begin Text block

Clays, micas, carbonates, sulfates, and hydroxyl- and water-bearing minerals all absorb specific SWIR wavelengths tied to molecular bonds (Al–OH, Mg–OH, Fe–OH, CO₃, H₂O). This makes SWIR essential for alteration mapping in mineral exploration — porphyry, epithermal, and other hydrothermal systems leave alteration halos (kaolinite, illite, alunite, chlorite, sericite) that are invisible in the visible/near-infrared but distinctive in SWIR.

Concrete example

ASTER carries six SWIR bands between about 1.6 and 2.43 µm, designed for mineral discrimination — band ratios such as (5+7)/6 highlight Al–OH alteration. Sentinel-2 offers broader SWIR bands at ~1.61 µm (band 11) and ~2.19 µm (band 12) at 20 m resolution, useful for regional clay and iron-oxide indices. Landsat 8/9 OLI bands 6 (1.57–1.65 µm) and 7 (2.11–2.29 µm) serve a similar role at 30 m.

A common alteration index uses the ratio of a band on the shoulder of an absorption feature to one inside it; deep Al–OH absorption near 2.20 µm flags argillic alteration.

Common pitfall

Broadband sensors like Sentinel-2 and Landsat have only two coarse SWIR bands, so they detect mineral groups, not individual species — distinguishing kaolinite from illite needs hyperspectral data (e.g. AVIRIS, EnMAP) or field spectroscopy. SWIR is also more affected by atmospheric water vapor, so atmospheric correction is important before mineral interpretation.

end Text block
begin Records shown

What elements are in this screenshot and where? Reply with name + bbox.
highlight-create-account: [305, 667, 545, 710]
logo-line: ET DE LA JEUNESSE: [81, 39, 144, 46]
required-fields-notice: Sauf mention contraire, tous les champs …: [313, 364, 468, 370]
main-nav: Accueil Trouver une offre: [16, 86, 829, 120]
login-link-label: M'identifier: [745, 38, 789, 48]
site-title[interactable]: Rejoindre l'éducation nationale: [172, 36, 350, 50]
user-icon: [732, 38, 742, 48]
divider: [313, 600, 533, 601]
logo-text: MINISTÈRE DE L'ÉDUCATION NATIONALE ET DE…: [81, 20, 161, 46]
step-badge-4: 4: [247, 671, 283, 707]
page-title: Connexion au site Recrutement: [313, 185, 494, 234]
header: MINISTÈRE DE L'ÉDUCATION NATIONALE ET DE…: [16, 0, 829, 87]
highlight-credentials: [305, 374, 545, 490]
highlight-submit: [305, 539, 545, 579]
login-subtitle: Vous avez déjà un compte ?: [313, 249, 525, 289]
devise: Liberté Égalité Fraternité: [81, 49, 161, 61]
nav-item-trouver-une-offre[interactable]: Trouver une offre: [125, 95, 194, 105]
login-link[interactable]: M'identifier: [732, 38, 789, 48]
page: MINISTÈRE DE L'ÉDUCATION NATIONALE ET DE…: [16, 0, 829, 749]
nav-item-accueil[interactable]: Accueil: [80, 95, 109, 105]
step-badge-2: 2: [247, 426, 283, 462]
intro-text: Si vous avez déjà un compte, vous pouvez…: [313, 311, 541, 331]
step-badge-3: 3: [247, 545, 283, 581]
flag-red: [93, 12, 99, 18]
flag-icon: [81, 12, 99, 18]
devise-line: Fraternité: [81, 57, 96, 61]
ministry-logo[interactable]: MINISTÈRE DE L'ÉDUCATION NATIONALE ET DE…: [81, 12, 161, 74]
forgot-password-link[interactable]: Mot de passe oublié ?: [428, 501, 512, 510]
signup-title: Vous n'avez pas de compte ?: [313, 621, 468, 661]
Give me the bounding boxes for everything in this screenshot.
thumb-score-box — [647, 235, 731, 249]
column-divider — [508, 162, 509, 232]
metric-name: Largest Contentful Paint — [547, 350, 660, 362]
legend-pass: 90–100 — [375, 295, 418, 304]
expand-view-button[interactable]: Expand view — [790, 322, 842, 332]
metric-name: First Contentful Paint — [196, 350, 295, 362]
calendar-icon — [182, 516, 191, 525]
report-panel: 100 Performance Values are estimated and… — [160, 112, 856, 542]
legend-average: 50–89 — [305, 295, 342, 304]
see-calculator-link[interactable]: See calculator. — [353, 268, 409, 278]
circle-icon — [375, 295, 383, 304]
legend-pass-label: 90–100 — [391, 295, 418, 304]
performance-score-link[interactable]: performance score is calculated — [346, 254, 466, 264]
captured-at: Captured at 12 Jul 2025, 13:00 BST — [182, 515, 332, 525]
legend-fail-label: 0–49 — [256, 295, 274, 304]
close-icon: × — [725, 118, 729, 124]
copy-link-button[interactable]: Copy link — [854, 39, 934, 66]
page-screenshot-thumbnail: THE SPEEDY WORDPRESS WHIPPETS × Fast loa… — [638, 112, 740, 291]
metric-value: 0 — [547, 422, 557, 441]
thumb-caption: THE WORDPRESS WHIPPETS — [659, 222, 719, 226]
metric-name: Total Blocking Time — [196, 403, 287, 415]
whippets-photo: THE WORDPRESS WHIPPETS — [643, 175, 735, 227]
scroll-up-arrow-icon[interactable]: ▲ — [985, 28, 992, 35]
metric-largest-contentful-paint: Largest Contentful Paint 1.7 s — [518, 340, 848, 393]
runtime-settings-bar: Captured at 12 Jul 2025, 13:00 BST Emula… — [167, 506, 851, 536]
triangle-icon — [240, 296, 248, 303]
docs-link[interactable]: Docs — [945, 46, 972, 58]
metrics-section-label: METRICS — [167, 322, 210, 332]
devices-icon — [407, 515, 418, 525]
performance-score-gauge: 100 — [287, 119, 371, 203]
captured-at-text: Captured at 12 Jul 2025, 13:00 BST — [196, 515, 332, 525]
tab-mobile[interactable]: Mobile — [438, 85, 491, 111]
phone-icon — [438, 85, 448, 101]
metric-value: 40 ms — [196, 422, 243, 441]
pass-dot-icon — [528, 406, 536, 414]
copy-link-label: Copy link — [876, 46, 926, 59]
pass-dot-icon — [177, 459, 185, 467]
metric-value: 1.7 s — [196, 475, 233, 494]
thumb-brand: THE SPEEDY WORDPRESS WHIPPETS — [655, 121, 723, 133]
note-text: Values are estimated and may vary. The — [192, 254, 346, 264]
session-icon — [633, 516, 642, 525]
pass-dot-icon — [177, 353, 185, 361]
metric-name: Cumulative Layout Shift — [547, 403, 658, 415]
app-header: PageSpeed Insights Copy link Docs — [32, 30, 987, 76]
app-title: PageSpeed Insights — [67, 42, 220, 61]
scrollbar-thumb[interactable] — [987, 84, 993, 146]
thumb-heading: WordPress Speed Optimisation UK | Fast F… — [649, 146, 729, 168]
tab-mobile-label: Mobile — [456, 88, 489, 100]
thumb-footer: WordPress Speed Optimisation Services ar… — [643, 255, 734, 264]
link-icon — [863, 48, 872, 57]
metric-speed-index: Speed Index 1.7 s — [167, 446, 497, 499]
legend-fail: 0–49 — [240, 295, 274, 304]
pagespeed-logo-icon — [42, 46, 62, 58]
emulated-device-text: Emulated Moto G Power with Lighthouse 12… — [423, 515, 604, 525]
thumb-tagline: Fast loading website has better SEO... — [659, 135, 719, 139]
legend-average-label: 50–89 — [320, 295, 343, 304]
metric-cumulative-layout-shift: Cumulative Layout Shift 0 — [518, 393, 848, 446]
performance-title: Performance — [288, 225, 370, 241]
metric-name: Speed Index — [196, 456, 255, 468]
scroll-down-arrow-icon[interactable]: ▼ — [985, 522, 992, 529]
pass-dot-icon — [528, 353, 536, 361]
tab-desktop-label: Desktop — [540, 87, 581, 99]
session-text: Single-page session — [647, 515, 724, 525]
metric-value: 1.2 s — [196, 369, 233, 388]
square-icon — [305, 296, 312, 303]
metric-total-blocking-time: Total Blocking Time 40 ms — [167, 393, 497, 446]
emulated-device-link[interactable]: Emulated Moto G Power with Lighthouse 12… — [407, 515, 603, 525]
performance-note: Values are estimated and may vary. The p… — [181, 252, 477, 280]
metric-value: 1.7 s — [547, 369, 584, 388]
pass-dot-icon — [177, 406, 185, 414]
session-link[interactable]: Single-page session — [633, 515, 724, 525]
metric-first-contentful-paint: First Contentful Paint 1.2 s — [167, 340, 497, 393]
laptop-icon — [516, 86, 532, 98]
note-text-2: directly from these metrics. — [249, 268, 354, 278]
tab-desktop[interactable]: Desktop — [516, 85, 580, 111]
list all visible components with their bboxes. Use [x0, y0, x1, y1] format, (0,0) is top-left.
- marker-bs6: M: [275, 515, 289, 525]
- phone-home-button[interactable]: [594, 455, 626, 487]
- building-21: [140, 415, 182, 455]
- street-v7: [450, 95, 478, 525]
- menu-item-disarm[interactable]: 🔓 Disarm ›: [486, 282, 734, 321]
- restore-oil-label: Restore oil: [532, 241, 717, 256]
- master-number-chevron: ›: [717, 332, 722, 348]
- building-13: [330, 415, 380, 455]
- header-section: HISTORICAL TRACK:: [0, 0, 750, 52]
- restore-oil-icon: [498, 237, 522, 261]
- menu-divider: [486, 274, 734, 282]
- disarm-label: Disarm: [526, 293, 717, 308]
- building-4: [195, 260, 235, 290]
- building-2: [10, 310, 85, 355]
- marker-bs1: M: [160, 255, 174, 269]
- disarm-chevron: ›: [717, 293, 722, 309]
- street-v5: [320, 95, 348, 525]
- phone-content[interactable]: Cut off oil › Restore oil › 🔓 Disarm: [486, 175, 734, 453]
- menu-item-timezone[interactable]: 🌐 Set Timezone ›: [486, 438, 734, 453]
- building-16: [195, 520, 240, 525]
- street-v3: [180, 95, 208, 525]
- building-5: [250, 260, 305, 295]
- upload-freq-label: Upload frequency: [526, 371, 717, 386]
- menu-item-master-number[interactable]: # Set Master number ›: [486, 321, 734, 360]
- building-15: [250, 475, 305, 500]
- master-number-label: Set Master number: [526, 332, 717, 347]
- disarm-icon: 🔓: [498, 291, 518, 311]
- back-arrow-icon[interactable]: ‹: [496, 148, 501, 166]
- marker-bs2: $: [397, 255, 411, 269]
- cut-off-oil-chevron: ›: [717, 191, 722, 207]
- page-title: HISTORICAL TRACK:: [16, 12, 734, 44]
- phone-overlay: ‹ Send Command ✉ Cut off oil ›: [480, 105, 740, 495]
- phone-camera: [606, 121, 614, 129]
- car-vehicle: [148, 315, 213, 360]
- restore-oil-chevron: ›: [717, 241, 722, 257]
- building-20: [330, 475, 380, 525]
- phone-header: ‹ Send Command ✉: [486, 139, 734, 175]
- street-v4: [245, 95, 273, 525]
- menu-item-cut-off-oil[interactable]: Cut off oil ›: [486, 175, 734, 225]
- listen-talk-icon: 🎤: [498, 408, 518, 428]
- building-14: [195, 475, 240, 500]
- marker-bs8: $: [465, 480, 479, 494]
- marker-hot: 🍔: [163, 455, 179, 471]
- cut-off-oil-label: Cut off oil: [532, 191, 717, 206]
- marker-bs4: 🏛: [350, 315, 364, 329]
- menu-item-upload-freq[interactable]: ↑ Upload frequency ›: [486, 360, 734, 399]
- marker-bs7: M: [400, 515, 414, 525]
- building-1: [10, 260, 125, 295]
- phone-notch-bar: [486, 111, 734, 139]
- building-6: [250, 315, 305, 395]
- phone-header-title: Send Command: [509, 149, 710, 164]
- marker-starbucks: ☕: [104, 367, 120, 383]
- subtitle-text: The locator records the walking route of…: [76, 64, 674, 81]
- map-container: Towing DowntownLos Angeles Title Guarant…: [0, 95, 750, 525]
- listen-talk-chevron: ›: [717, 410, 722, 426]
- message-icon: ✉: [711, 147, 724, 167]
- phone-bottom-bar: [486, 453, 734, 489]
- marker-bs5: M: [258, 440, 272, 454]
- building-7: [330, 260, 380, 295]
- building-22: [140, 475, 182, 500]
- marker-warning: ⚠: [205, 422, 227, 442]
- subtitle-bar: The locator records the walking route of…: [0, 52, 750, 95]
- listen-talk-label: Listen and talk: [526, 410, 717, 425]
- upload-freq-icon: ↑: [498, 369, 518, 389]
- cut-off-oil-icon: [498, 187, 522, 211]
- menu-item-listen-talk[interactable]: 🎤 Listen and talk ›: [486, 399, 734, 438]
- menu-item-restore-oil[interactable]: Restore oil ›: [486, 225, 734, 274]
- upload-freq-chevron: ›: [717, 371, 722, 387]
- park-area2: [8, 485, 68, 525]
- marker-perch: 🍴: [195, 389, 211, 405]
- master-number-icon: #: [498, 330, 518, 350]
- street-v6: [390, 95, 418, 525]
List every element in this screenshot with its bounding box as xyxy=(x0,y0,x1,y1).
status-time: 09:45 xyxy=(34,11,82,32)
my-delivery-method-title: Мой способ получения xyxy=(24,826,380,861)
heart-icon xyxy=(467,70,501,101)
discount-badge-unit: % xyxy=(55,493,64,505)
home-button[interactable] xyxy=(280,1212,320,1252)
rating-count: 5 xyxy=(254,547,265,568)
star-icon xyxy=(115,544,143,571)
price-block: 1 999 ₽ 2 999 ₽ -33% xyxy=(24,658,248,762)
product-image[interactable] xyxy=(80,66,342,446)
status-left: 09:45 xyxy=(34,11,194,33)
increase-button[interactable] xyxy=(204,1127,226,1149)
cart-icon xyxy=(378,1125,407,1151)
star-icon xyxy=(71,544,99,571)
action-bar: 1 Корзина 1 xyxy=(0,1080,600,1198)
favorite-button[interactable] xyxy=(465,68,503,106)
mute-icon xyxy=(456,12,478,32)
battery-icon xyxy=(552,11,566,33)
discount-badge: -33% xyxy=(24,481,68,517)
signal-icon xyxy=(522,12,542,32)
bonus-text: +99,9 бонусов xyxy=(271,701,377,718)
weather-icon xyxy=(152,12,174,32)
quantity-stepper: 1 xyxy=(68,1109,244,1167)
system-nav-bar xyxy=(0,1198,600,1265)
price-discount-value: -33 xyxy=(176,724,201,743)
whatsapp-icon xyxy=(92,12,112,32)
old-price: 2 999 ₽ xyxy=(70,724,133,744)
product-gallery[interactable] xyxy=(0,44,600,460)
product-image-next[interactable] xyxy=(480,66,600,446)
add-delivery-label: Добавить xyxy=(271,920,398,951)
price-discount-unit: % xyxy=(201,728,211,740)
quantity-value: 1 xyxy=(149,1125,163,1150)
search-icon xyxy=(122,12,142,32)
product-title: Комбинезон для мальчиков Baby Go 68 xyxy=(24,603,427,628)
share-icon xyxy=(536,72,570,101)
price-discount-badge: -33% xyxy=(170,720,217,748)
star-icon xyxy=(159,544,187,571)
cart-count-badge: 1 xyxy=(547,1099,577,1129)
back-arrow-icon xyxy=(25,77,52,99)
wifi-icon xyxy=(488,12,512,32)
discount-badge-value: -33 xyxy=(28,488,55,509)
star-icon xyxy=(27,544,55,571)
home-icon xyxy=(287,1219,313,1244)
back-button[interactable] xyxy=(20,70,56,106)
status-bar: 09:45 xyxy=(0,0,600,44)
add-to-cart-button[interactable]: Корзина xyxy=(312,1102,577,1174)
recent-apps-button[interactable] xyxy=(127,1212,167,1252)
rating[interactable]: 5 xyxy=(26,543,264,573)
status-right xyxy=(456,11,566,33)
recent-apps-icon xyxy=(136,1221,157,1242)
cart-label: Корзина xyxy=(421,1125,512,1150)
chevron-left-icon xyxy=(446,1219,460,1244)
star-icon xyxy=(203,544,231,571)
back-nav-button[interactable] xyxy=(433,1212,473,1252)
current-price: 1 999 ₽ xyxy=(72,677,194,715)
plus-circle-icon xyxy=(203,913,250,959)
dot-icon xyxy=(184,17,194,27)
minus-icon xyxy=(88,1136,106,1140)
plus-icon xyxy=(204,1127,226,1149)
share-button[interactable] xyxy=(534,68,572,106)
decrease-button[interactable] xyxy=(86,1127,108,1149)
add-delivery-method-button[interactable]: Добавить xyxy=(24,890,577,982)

end Records shown

Directions: Name every sensor or satellite mentioned in the text on SWIR mineral mapping. The spatial layout data was taken from a different source than the text on SWIR mineral mapping.

Response below: ASTER, Sentinel-2, Landsat 8/9 OLI, AVIRIS, EnMAP